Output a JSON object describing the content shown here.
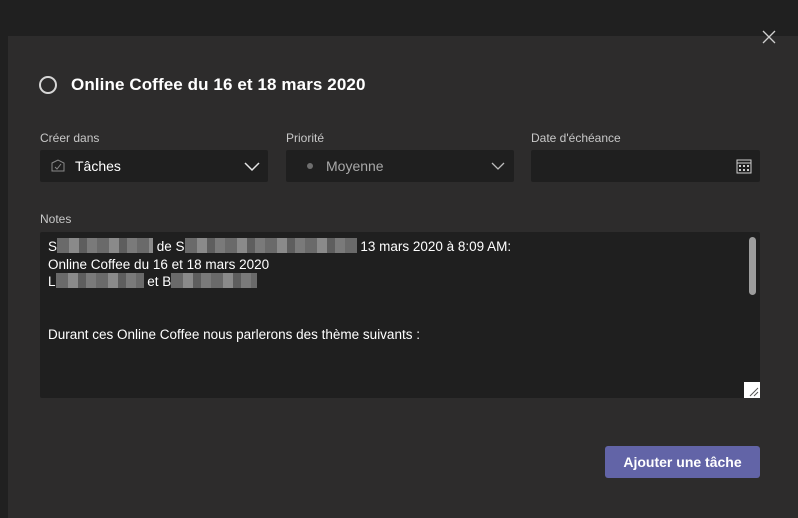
{
  "dialog": {
    "title": "Online Coffee du 16 et 18 mars 2020",
    "close_icon": "close-icon"
  },
  "fields": {
    "create_in": {
      "label": "Créer dans",
      "value": "Tâches",
      "icon": "bucket-icon"
    },
    "priority": {
      "label": "Priorité",
      "value": "Moyenne",
      "icon": "dot-icon"
    },
    "due_date": {
      "label": "Date d'échéance",
      "value": "",
      "icon": "calendar-icon"
    }
  },
  "notes": {
    "label": "Notes",
    "line1_a": "S",
    "line1_b": "de S",
    "line1_c": "13 mars 2020 à 8:09 AM:",
    "line2": "Online Coffee du 16 et 18 mars 2020",
    "line3_a": "L",
    "line3_b": "et B",
    "line6": "Durant ces Online Coffee nous parlerons des thème suivants :"
  },
  "actions": {
    "submit_label": "Ajouter une tâche"
  },
  "colors": {
    "accent": "#6264a7",
    "background": "#2d2c2c",
    "field_background": "#1f1f1f"
  }
}
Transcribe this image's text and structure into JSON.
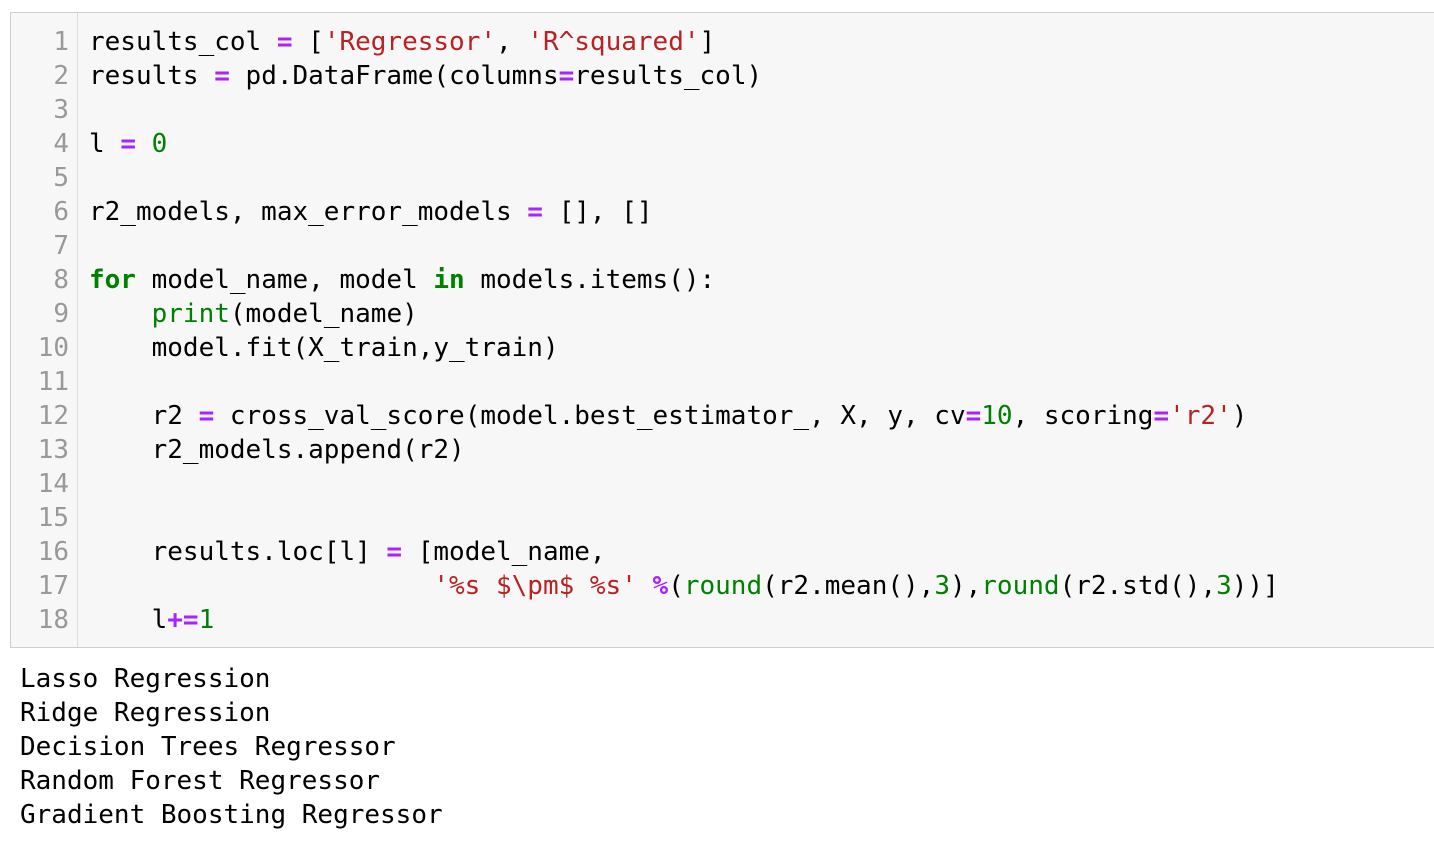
────────────────
Problem:
Set every line down exactly as written, leaving each picture out.

Written response:
Output a JSON object describing the content shown here.
{
  "dialog": {
    "title": "Online Coffee du 16 et 18 mars 2020",
    "close_icon": "close-icon"
  },
  "fields": {
    "create_in": {
      "label": "Créer dans",
      "value": "Tâches",
      "icon": "bucket-icon"
    },
    "priority": {
      "label": "Priorité",
      "value": "Moyenne",
      "icon": "dot-icon"
    },
    "due_date": {
      "label": "Date d'échéance",
      "value": "",
      "icon": "calendar-icon"
    }
  },
  "notes": {
    "label": "Notes",
    "line1_a": "S",
    "line1_b": "de S",
    "line1_c": "13 mars 2020 à 8:09 AM:",
    "line2": "Online Coffee du 16 et 18 mars 2020",
    "line3_a": "L",
    "line3_b": "et B",
    "line6": "Durant ces Online Coffee nous parlerons des thème suivants :"
  },
  "actions": {
    "submit_label": "Ajouter une tâche"
  },
  "colors": {
    "accent": "#6264a7",
    "background": "#2d2c2c",
    "field_background": "#1f1f1f"
  }
}
Transcribe this image's text and structure into JSON.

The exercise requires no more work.